● RAW RECORDS
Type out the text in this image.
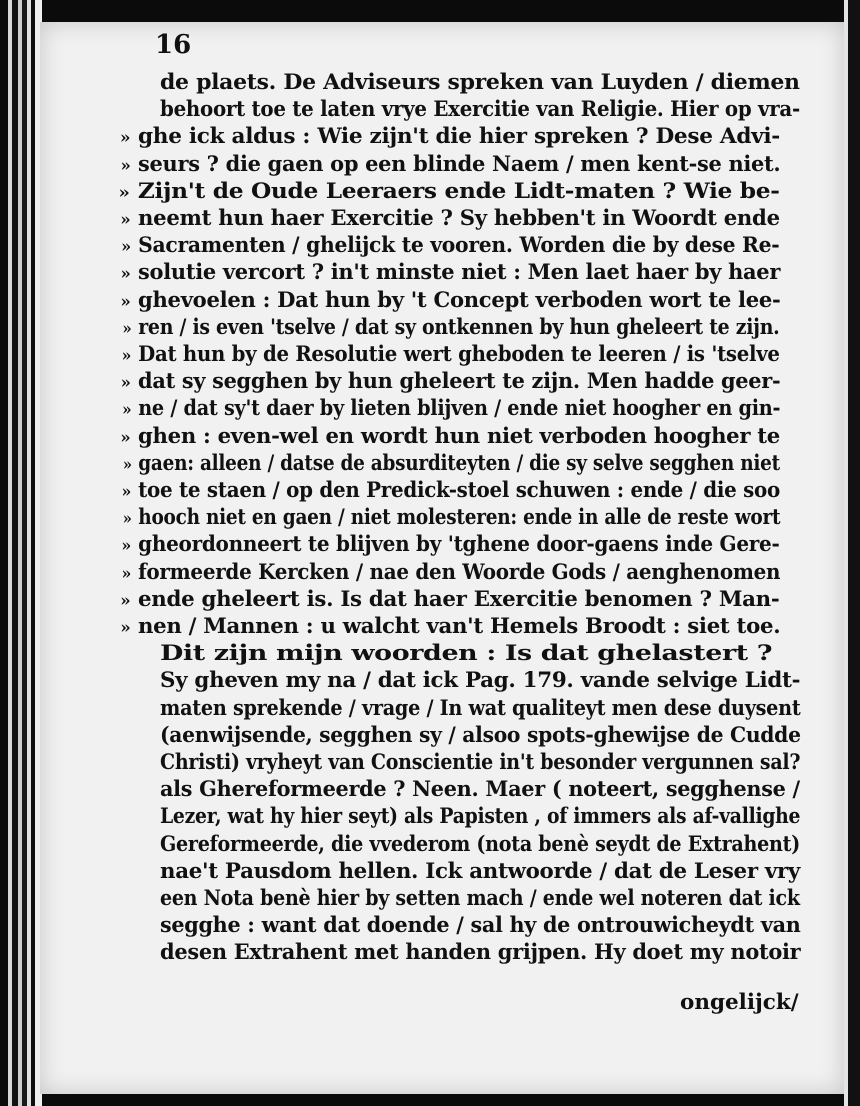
16
de plaets. De Adviseurs spreken van Luyden / diemen
behoort toe te laten vrye Exercitie van Religie. Hier op vra-
» ghe ick aldus : Wie zijn't die hier spreken ? Dese Advi-
» seurs ? die gaen op een blinde Naem / men kent-se niet.
» Zijn't de Oude Leeraers ende Lidt-maten ? Wie be-
» neemt hun haer Exercitie ? Sy hebben't in Woordt ende
» Sacramenten / ghelijck te vooren. Worden die by dese Re-
» solutie vercort ? in't minste niet : Men laet haer by haer
» ghevoelen : Dat hun by 't Concept verboden wort te lee-
» ren / is even 'tselve / dat sy ontkennen by hun gheleert te zijn.
» Dat hun by de Resolutie wert gheboden te leeren / is 'tselve
» dat sy segghen by hun gheleert te zijn. Men hadde geer-
» ne / dat sy't daer by lieten blijven / ende niet hoogher en gin-
» ghen : even-wel en wordt hun niet verboden hoogher te
» gaen: alleen / datse de absurditeyten / die sy selve segghen niet
» toe te staen / op den Predick-stoel schuwen : ende / die soo
» hooch niet en gaen / niet molesteren: ende in alle de reste wort
» gheordonneert te blijven by 'tghene door-gaens inde Gere-
» formeerde Kercken / nae den Woorde Gods / aenghenomen
» ende gheleert is. Is dat haer Exercitie benomen ? Man-
» nen / Mannen : u walcht van't Hemels Broodt : siet toe.
Dit zijn mijn woorden : Is dat ghelastert ?
Sy gheven my na / dat ick Pag. 179. vande selvige Lidt-
maten sprekende / vrage / In wat qualiteyt men dese duysent
(aenwijsende, segghen sy / alsoo spots-ghewijse de Cudde
Christi) vryheyt van Conscientie in't besonder vergunnen sal?
als Ghereformeerde ? Neen. Maer ( noteert, segghense /
Lezer, wat hy hier seyt) als Papisten , of immers als af-vallighe
Gereformeerde, die vvederom (nota benè seydt de Extrahent)
nae't Pausdom hellen. Ick antwoorde / dat de Leser vry
een Nota benè hier by setten mach / ende wel noteren dat ick
segghe : want dat doende / sal hy de ontrouwicheydt van
desen Extrahent met handen grijpen. Hy doet my notoir
ongelijck/
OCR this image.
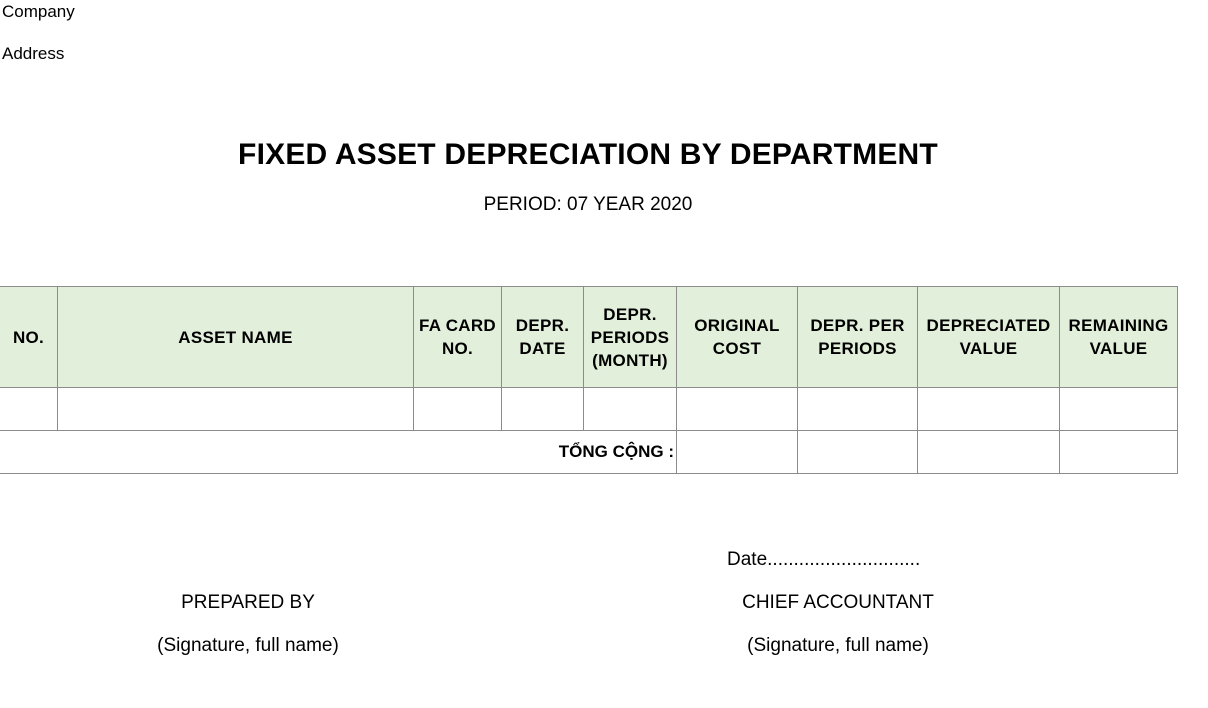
Company
Address
FIXED ASSET DEPRECIATION BY DEPARTMENT
PERIOD: 07 YEAR 2020
NO.	ASSET NAME	FA CARD NO.	DEPR. DATE	DEPR. PERIODS (MONTH)	ORIGINAL COST	DEPR. PER PERIODS	DEPRECIATED VALUE	REMAINING VALUE

TỔNG CỘNG :								
Date.............................
PREPARED BY
(Signature, full name)
CHIEF ACCOUNTANT
(Signature, full name)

● THE EXERCISE
Beginning at the line that contains "OCR this image.", give the remaining lines of the records again exactly, through the last one. Leave out pictures.

● SOLUTION TO THE PROBLEM
OCR this image.
Company
Address
FIXED ASSET DEPRECIATION BY DEPARTMENT
PERIOD: 07 YEAR 2020
NO.	ASSET NAME	FA CARD NO.	DEPR. DATE	DEPR. PERIODS (MONTH)	ORIGINAL COST	DEPR. PER PERIODS	DEPRECIATED VALUE	REMAINING VALUE

TỔNG CỘNG :								
Date.............................
PREPARED BY
(Signature, full name)
CHIEF ACCOUNTANT
(Signature, full name)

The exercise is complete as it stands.